- Given request -
Can you print the data exactly and leave out each image?

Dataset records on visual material
- - - - -

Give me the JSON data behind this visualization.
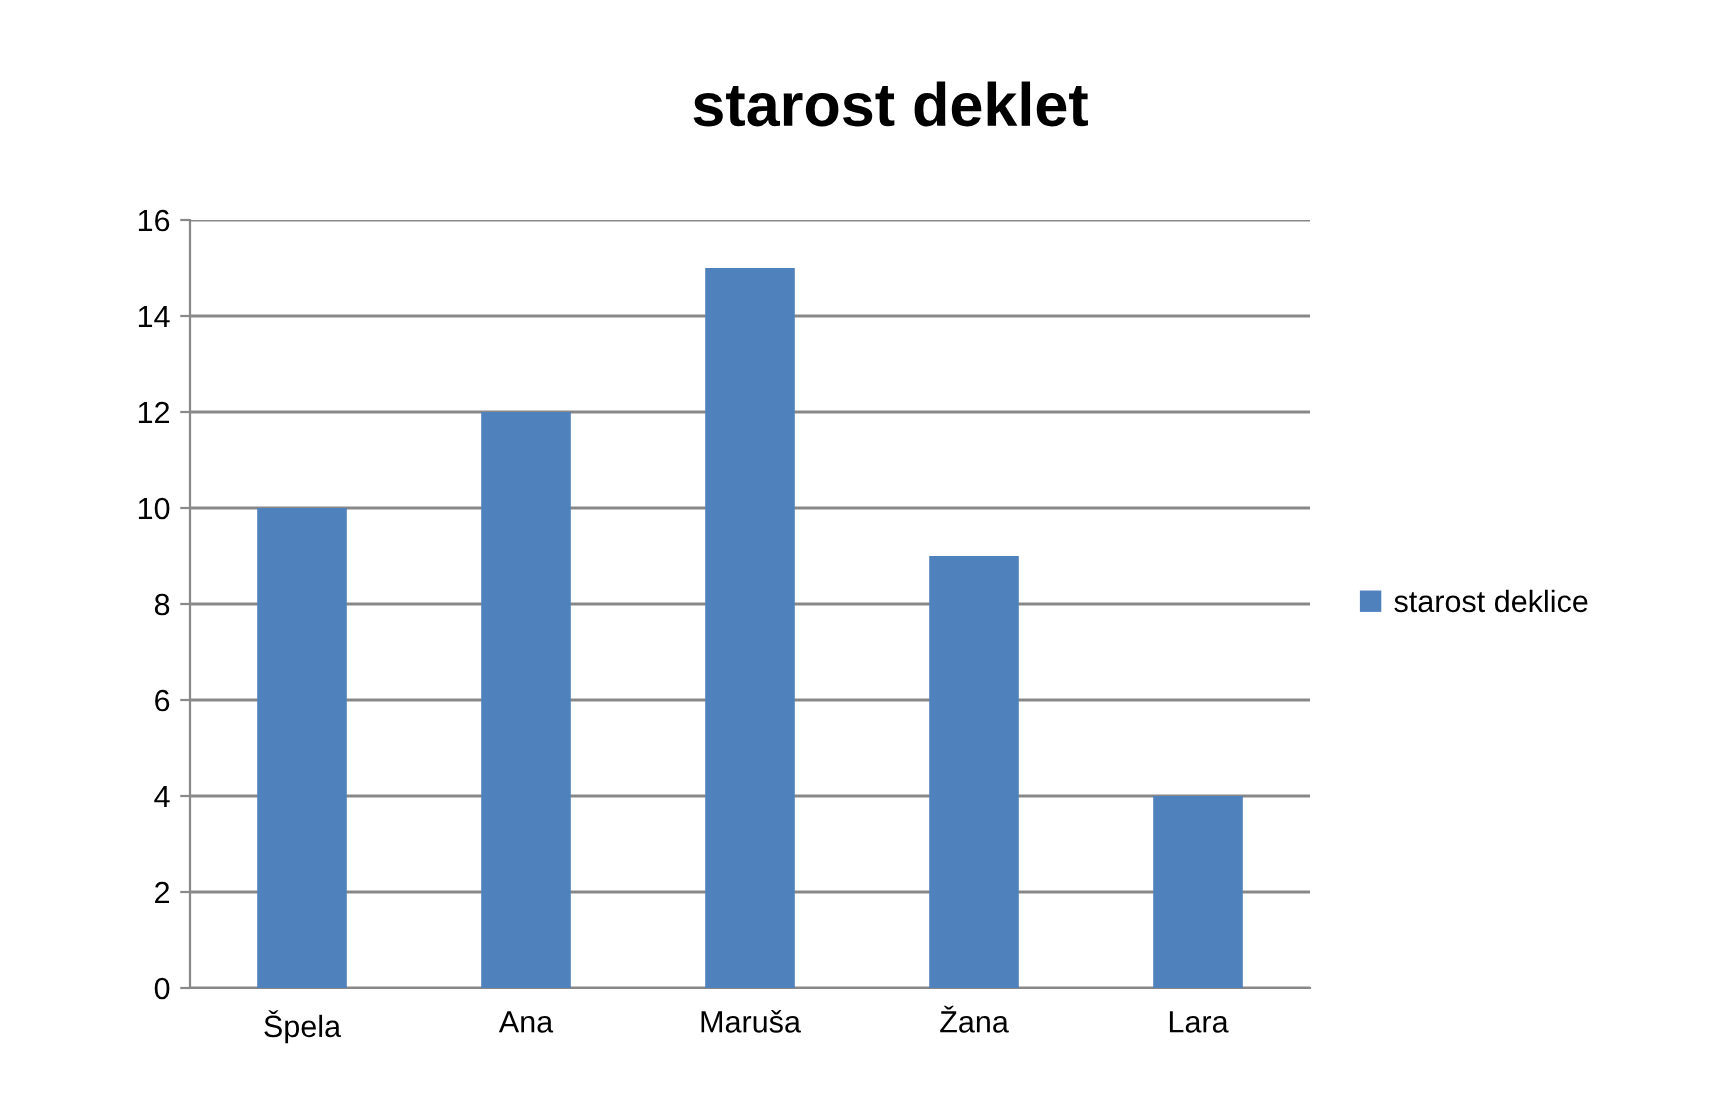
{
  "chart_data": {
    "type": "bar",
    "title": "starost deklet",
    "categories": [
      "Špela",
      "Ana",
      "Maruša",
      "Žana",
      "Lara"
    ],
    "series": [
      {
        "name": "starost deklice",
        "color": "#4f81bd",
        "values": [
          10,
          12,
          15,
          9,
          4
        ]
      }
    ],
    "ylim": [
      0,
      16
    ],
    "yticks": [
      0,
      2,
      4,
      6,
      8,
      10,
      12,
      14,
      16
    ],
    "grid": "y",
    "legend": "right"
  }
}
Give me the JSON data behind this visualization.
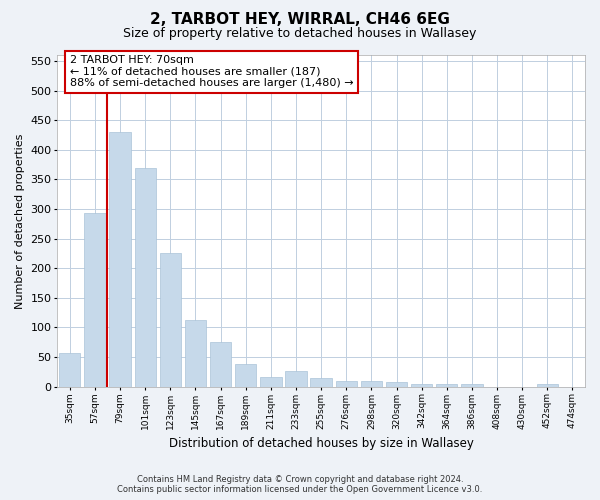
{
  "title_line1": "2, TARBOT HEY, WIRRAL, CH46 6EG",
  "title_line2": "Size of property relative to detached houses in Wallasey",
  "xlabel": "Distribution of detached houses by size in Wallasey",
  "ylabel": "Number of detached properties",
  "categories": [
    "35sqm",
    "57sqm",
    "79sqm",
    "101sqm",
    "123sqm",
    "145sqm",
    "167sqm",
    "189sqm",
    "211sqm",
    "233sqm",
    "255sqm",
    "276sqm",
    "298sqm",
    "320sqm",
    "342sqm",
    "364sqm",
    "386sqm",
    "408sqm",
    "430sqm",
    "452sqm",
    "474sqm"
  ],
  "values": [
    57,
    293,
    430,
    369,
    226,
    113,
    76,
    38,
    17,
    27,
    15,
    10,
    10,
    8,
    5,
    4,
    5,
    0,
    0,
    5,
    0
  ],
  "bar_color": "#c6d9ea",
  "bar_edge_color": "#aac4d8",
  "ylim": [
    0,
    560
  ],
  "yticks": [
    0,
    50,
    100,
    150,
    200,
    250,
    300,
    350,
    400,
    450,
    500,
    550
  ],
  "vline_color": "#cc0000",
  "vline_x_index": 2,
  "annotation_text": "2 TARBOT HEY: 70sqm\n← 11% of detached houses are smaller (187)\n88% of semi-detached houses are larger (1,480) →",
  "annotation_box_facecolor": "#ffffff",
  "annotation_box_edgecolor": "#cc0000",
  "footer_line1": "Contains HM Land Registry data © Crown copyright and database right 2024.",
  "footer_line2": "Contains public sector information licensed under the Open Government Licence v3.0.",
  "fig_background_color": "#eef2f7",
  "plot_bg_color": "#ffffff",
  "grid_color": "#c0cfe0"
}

- - - - -

- The completed task -
Give me the JSON data behind this visualization.
{
  "chart_data": {
    "type": "bar",
    "title": "starost deklet",
    "categories": [
      "Špela",
      "Ana",
      "Maruša",
      "Žana",
      "Lara"
    ],
    "series": [
      {
        "name": "starost deklice",
        "color": "#4f81bd",
        "values": [
          10,
          12,
          15,
          9,
          4
        ]
      }
    ],
    "ylim": [
      0,
      16
    ],
    "yticks": [
      0,
      2,
      4,
      6,
      8,
      10,
      12,
      14,
      16
    ],
    "grid": "y",
    "legend": "right"
  }
}
Give me the JSON data behind this visualization.
{
  "title_line1": "2, TARBOT HEY, WIRRAL, CH46 6EG",
  "title_line2": "Size of property relative to detached houses in Wallasey",
  "xlabel": "Distribution of detached houses by size in Wallasey",
  "ylabel": "Number of detached properties",
  "categories": [
    "35sqm",
    "57sqm",
    "79sqm",
    "101sqm",
    "123sqm",
    "145sqm",
    "167sqm",
    "189sqm",
    "211sqm",
    "233sqm",
    "255sqm",
    "276sqm",
    "298sqm",
    "320sqm",
    "342sqm",
    "364sqm",
    "386sqm",
    "408sqm",
    "430sqm",
    "452sqm",
    "474sqm"
  ],
  "values": [
    57,
    293,
    430,
    369,
    226,
    113,
    76,
    38,
    17,
    27,
    15,
    10,
    10,
    8,
    5,
    4,
    5,
    0,
    0,
    5,
    0
  ],
  "bar_color": "#c6d9ea",
  "bar_edge_color": "#aac4d8",
  "ylim": [
    0,
    560
  ],
  "yticks": [
    0,
    50,
    100,
    150,
    200,
    250,
    300,
    350,
    400,
    450,
    500,
    550
  ],
  "vline_color": "#cc0000",
  "vline_x_index": 2,
  "annotation_text": "2 TARBOT HEY: 70sqm\n← 11% of detached houses are smaller (187)\n88% of semi-detached houses are larger (1,480) →",
  "annotation_box_facecolor": "#ffffff",
  "annotation_box_edgecolor": "#cc0000",
  "footer_line1": "Contains HM Land Registry data © Crown copyright and database right 2024.",
  "footer_line2": "Contains public sector information licensed under the Open Government Licence v3.0.",
  "fig_background_color": "#eef2f7",
  "plot_bg_color": "#ffffff",
  "grid_color": "#c0cfe0"
}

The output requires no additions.